_What you will do_.
Extract the complete listing and repeat it word for word.

##### Source material #####

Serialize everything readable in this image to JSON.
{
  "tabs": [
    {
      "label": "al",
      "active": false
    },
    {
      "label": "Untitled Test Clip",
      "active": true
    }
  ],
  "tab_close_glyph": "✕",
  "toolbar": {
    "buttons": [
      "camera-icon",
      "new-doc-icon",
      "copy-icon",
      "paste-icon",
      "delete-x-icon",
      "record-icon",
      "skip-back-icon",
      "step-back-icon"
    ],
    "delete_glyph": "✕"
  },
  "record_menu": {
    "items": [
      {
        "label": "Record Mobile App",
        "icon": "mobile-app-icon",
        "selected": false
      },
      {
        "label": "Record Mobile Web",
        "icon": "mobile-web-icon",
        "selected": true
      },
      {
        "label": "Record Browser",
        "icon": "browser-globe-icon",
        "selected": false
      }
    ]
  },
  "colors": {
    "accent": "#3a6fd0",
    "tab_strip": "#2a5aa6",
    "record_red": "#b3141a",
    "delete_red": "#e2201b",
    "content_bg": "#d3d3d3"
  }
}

#####

_Exercise answer_.
Serialize everything readable in this image to JSON.
{
  "tabs": [
    {
      "label": "al",
      "active": false
    },
    {
      "label": "Untitled Test Clip",
      "active": true
    }
  ],
  "tab_close_glyph": "✕",
  "toolbar": {
    "buttons": [
      "camera-icon",
      "new-doc-icon",
      "copy-icon",
      "paste-icon",
      "delete-x-icon",
      "record-icon",
      "skip-back-icon",
      "step-back-icon"
    ],
    "delete_glyph": "✕"
  },
  "record_menu": {
    "items": [
      {
        "label": "Record Mobile App",
        "icon": "mobile-app-icon",
        "selected": false
      },
      {
        "label": "Record Mobile Web",
        "icon": "mobile-web-icon",
        "selected": true
      },
      {
        "label": "Record Browser",
        "icon": "browser-globe-icon",
        "selected": false
      }
    ]
  },
  "colors": {
    "accent": "#3a6fd0",
    "tab_strip": "#2a5aa6",
    "record_red": "#b3141a",
    "delete_red": "#e2201b",
    "content_bg": "#d3d3d3"
  }
}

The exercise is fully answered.